> [Task prompt] Would you copy out the whole listing exactly as given?

> [Exercise data]

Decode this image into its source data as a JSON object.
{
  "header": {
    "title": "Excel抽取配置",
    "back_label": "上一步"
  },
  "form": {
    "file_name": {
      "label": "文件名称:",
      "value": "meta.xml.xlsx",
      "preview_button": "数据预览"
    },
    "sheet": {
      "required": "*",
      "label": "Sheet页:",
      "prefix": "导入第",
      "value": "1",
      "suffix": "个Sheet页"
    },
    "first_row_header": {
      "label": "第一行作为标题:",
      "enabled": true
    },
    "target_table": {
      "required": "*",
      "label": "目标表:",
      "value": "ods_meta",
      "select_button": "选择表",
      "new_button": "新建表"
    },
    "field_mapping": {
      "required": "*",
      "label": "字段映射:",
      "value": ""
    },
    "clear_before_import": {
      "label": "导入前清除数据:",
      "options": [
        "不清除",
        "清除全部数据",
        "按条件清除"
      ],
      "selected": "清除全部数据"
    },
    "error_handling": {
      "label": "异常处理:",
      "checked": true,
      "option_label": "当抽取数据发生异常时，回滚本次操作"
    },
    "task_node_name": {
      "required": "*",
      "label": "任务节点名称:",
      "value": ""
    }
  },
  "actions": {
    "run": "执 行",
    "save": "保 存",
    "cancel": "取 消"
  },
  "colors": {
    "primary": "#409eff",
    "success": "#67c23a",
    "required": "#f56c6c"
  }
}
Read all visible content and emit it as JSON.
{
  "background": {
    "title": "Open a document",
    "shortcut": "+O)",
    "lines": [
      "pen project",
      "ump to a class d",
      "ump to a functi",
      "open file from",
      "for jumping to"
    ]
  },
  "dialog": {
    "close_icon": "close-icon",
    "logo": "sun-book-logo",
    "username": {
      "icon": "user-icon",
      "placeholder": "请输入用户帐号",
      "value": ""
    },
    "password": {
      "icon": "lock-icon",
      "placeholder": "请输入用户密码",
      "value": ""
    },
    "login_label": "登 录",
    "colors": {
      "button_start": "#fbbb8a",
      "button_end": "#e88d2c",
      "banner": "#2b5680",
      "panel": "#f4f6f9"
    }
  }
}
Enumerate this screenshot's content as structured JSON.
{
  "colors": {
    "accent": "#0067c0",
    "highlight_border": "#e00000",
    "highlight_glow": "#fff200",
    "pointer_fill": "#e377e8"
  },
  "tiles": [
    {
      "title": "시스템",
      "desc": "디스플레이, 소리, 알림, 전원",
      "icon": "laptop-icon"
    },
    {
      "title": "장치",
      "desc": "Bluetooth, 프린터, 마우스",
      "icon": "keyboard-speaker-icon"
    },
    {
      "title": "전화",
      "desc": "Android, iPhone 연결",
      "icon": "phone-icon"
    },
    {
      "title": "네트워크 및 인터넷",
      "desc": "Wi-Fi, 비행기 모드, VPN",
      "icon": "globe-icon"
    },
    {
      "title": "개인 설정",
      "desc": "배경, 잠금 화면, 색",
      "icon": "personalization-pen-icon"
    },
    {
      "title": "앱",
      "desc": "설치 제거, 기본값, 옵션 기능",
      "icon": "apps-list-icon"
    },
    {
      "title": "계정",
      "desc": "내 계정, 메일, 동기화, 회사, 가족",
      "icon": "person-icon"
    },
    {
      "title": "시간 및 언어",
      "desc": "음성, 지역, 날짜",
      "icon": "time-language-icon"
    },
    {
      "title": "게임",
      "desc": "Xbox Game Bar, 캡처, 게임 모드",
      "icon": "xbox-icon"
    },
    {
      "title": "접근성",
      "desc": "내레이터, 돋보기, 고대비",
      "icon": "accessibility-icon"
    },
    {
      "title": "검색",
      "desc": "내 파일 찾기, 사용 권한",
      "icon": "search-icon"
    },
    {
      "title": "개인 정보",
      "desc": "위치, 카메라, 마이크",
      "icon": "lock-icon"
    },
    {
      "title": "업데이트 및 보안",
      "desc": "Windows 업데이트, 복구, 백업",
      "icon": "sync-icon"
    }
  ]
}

> [Exercise output]
Decode this image into its source data as a JSON object.
{
  "header": {
    "title": "Excel抽取配置",
    "back_label": "上一步"
  },
  "form": {
    "file_name": {
      "label": "文件名称:",
      "value": "meta.xml.xlsx",
      "preview_button": "数据预览"
    },
    "sheet": {
      "required": "*",
      "label": "Sheet页:",
      "prefix": "导入第",
      "value": "1",
      "suffix": "个Sheet页"
    },
    "first_row_header": {
      "label": "第一行作为标题:",
      "enabled": true
    },
    "target_table": {
      "required": "*",
      "label": "目标表:",
      "value": "ods_meta",
      "select_button": "选择表",
      "new_button": "新建表"
    },
    "field_mapping": {
      "required": "*",
      "label": "字段映射:",
      "value": ""
    },
    "clear_before_import": {
      "label": "导入前清除数据:",
      "options": [
        "不清除",
        "清除全部数据",
        "按条件清除"
      ],
      "selected": "清除全部数据"
    },
    "error_handling": {
      "label": "异常处理:",
      "checked": true,
      "option_label": "当抽取数据发生异常时，回滚本次操作"
    },
    "task_node_name": {
      "required": "*",
      "label": "任务节点名称:",
      "value": ""
    }
  },
  "actions": {
    "run": "执 行",
    "save": "保 存",
    "cancel": "取 消"
  },
  "colors": {
    "primary": "#409eff",
    "success": "#67c23a",
    "required": "#f56c6c"
  }
}
Read all visible content and emit it as JSON.
{
  "background": {
    "title": "Open a document",
    "shortcut": "+O)",
    "lines": [
      "pen project",
      "ump to a class d",
      "ump to a functi",
      "open file from",
      "for jumping to"
    ]
  },
  "dialog": {
    "close_icon": "close-icon",
    "logo": "sun-book-logo",
    "username": {
      "icon": "user-icon",
      "placeholder": "请输入用户帐号",
      "value": ""
    },
    "password": {
      "icon": "lock-icon",
      "placeholder": "请输入用户密码",
      "value": ""
    },
    "login_label": "登 录",
    "colors": {
      "button_start": "#fbbb8a",
      "button_end": "#e88d2c",
      "banner": "#2b5680",
      "panel": "#f4f6f9"
    }
  }
}
Enumerate this screenshot's content as structured JSON.
{
  "colors": {
    "accent": "#0067c0",
    "highlight_border": "#e00000",
    "highlight_glow": "#fff200",
    "pointer_fill": "#e377e8"
  },
  "tiles": [
    {
      "title": "시스템",
      "desc": "디스플레이, 소리, 알림, 전원",
      "icon": "laptop-icon"
    },
    {
      "title": "장치",
      "desc": "Bluetooth, 프린터, 마우스",
      "icon": "keyboard-speaker-icon"
    },
    {
      "title": "전화",
      "desc": "Android, iPhone 연결",
      "icon": "phone-icon"
    },
    {
      "title": "네트워크 및 인터넷",
      "desc": "Wi-Fi, 비행기 모드, VPN",
      "icon": "globe-icon"
    },
    {
      "title": "개인 설정",
      "desc": "배경, 잠금 화면, 색",
      "icon": "personalization-pen-icon"
    },
    {
      "title": "앱",
      "desc": "설치 제거, 기본값, 옵션 기능",
      "icon": "apps-list-icon"
    },
    {
      "title": "계정",
      "desc": "내 계정, 메일, 동기화, 회사, 가족",
      "icon": "person-icon"
    },
    {
      "title": "시간 및 언어",
      "desc": "음성, 지역, 날짜",
      "icon": "time-language-icon"
    },
    {
      "title": "게임",
      "desc": "Xbox Game Bar, 캡처, 게임 모드",
      "icon": "xbox-icon"
    },
    {
      "title": "접근성",
      "desc": "내레이터, 돋보기, 고대비",
      "icon": "accessibility-icon"
    },
    {
      "title": "검색",
      "desc": "내 파일 찾기, 사용 권한",
      "icon": "search-icon"
    },
    {
      "title": "개인 정보",
      "desc": "위치, 카메라, 마이크",
      "icon": "lock-icon"
    },
    {
      "title": "업데이트 및 보안",
      "desc": "Windows 업데이트, 복구, 백업",
      "icon": "sync-icon"
    }
  ]
}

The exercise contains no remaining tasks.